(Dataset records)
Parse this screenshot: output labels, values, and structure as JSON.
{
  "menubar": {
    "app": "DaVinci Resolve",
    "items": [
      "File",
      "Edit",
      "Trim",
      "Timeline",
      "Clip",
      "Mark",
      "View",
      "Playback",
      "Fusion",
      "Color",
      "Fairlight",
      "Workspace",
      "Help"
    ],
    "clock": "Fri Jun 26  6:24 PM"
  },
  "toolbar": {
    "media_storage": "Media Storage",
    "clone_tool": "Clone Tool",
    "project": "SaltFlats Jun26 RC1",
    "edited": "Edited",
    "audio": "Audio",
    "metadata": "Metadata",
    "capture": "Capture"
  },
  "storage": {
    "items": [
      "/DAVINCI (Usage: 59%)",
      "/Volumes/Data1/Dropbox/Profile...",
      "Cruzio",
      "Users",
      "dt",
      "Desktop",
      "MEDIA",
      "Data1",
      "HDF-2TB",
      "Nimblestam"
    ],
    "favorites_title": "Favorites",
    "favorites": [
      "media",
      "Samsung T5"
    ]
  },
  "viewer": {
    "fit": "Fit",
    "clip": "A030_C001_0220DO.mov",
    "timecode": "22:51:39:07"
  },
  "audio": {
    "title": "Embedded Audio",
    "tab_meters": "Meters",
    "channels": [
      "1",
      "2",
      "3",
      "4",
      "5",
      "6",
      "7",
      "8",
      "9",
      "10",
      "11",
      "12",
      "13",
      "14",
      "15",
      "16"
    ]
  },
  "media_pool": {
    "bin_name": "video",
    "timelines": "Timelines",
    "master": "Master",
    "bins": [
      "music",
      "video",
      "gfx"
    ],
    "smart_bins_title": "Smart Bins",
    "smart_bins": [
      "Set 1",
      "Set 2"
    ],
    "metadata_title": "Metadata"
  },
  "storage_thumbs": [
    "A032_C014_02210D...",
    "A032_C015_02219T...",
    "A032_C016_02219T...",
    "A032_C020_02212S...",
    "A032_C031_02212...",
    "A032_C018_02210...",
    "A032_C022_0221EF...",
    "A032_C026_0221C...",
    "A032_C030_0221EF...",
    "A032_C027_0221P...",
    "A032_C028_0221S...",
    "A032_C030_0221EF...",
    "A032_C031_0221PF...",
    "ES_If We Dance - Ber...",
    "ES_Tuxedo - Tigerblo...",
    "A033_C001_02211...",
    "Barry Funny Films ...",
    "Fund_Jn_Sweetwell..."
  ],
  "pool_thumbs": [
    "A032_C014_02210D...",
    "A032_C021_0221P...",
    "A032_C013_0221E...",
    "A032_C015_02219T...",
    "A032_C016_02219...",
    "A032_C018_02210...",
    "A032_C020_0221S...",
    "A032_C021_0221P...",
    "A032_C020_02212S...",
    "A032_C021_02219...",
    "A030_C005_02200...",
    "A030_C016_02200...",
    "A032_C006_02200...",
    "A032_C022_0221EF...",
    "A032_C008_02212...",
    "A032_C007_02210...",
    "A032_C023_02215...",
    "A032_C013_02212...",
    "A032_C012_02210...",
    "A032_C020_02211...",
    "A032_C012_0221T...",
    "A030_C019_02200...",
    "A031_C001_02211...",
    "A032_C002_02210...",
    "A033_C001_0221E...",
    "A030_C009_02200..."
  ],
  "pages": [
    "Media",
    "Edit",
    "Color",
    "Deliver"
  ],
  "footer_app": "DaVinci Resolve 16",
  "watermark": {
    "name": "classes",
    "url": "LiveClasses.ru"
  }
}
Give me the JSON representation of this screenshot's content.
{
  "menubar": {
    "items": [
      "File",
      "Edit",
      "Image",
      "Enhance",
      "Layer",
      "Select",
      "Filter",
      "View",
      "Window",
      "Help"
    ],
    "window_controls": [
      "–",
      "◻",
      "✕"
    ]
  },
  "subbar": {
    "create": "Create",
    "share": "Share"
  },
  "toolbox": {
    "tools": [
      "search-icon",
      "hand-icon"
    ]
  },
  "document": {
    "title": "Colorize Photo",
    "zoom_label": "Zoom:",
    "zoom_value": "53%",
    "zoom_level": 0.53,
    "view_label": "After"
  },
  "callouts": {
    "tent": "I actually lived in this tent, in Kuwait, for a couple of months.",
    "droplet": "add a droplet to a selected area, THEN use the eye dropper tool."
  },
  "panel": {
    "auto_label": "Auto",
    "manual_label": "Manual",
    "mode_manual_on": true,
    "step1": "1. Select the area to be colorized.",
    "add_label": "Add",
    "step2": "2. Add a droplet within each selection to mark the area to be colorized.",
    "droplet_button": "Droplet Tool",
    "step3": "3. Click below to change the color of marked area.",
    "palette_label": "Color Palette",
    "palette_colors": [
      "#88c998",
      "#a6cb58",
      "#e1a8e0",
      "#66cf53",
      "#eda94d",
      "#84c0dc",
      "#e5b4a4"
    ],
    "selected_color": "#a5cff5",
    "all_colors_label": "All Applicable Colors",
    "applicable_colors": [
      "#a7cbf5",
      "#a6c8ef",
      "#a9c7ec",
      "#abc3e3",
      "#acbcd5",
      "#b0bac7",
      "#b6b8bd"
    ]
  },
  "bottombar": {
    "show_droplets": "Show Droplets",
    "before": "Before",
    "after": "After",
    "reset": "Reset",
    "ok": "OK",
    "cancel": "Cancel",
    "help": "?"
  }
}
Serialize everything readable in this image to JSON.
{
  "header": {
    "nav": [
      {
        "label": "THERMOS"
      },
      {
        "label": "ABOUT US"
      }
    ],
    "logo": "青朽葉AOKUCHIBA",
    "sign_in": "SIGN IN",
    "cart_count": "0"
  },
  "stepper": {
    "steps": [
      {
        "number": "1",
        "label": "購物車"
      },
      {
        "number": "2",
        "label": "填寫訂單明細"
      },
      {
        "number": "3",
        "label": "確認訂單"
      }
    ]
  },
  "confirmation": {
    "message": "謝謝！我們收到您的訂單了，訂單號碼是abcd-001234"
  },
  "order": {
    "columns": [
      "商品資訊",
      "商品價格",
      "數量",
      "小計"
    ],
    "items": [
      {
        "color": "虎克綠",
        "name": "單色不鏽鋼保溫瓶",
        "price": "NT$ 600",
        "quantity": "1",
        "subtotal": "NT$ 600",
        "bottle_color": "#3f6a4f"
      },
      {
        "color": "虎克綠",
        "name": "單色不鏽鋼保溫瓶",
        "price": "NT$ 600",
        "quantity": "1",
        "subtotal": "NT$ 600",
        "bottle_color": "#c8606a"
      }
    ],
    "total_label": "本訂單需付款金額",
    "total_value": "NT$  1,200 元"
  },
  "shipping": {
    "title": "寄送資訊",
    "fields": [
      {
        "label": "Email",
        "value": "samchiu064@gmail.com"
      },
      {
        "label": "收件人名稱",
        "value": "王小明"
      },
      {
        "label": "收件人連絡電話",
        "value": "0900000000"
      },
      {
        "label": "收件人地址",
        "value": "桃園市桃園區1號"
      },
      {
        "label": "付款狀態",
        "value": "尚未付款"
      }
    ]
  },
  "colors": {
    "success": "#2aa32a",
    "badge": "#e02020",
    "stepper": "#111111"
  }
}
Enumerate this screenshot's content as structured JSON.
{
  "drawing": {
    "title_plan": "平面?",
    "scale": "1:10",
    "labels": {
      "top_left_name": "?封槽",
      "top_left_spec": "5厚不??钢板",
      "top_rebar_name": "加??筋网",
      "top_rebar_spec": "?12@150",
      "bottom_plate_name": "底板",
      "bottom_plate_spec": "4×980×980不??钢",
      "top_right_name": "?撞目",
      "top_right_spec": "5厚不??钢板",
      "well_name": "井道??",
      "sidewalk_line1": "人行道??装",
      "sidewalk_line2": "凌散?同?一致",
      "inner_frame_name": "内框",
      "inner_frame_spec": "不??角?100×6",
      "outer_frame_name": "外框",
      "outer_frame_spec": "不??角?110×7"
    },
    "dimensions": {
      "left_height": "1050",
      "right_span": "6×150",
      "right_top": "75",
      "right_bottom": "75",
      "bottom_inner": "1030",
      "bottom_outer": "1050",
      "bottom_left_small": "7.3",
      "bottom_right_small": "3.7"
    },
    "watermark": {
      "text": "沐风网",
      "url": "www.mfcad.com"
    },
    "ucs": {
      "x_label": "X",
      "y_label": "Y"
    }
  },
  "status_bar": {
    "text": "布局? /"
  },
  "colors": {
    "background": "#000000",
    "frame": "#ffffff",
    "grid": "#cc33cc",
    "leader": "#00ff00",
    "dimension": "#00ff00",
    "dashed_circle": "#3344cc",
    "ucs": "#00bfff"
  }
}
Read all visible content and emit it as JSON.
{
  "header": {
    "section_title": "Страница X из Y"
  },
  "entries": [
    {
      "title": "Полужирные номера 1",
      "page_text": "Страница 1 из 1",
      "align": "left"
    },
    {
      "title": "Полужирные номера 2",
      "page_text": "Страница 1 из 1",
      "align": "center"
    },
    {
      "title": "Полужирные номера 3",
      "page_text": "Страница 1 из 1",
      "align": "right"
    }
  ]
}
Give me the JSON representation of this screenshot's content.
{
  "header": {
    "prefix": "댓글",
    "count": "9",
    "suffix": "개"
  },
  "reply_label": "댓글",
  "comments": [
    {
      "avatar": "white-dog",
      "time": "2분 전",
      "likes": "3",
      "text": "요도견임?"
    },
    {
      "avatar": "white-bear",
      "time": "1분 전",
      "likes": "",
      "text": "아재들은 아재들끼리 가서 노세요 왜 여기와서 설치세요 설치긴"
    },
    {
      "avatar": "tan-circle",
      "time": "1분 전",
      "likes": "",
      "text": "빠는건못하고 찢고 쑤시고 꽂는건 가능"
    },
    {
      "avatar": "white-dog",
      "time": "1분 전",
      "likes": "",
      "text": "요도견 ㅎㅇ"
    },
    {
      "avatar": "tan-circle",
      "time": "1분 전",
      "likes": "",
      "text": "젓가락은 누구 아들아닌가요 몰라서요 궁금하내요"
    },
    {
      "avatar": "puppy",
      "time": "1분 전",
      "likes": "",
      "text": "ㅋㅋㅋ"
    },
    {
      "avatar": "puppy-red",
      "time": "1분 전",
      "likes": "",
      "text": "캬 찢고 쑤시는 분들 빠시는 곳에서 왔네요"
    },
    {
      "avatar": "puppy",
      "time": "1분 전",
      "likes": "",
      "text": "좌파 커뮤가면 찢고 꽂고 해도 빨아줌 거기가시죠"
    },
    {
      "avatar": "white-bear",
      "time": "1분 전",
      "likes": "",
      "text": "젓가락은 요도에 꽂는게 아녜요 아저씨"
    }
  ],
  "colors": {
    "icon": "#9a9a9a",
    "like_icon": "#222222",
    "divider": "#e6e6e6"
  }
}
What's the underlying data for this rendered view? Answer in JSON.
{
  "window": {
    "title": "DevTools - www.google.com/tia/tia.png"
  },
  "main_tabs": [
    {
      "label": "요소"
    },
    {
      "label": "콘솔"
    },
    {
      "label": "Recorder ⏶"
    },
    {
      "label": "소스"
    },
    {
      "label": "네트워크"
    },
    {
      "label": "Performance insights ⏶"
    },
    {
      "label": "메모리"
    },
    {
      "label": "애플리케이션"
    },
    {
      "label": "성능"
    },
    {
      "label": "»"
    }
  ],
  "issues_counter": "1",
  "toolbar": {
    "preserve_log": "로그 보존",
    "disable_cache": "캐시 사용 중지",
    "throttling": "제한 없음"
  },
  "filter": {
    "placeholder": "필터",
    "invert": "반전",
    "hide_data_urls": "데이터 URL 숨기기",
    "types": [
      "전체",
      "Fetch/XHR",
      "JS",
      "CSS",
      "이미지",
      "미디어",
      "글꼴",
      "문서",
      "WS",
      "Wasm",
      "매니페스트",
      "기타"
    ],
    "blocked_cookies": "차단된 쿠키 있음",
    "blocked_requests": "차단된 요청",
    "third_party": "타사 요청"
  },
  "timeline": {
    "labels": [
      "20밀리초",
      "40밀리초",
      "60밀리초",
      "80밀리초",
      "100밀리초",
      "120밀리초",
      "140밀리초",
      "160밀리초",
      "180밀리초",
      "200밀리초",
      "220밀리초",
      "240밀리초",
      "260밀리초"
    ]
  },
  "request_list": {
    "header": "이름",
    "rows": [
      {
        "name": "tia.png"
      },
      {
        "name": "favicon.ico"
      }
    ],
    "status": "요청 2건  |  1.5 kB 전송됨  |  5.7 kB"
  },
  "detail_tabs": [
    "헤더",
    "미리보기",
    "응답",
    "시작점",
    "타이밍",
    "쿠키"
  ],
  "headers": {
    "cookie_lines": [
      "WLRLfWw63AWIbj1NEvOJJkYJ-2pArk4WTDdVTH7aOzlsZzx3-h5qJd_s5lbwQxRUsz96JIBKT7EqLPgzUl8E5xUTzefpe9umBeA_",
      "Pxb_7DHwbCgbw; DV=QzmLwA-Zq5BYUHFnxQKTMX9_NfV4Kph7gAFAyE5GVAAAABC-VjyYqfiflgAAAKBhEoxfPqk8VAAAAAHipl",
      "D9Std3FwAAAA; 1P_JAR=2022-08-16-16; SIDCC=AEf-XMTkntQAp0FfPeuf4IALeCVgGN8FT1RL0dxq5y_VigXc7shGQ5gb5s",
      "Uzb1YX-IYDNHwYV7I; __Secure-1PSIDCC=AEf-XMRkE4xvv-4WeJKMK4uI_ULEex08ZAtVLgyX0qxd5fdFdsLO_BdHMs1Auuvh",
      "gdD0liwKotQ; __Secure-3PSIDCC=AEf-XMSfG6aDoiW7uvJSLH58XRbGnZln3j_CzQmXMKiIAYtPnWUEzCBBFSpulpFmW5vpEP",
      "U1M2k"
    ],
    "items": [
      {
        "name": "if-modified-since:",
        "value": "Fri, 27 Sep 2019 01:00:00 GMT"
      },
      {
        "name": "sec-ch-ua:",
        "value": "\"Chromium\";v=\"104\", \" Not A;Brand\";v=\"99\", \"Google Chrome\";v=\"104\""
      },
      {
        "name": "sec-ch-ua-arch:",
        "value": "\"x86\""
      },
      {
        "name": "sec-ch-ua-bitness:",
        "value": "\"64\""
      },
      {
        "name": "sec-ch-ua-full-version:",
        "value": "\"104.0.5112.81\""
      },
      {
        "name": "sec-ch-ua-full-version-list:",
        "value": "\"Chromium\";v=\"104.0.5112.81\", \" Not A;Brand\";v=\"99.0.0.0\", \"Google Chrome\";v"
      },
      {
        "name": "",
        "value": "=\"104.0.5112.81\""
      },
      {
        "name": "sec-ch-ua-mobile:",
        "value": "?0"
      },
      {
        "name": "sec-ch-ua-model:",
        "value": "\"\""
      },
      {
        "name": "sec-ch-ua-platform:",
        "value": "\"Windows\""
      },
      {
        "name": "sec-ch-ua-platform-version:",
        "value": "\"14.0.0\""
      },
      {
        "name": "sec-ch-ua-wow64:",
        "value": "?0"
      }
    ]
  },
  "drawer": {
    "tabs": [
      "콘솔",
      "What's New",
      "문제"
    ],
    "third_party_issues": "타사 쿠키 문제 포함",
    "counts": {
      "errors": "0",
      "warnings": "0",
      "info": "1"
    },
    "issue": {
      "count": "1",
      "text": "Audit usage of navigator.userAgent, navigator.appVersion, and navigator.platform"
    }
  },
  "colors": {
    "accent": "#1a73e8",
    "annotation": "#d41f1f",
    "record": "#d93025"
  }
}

Exercise goal
Each line that has the word "What" counts once. How many such lines are in the data? Give the number alone.

Output for this task
2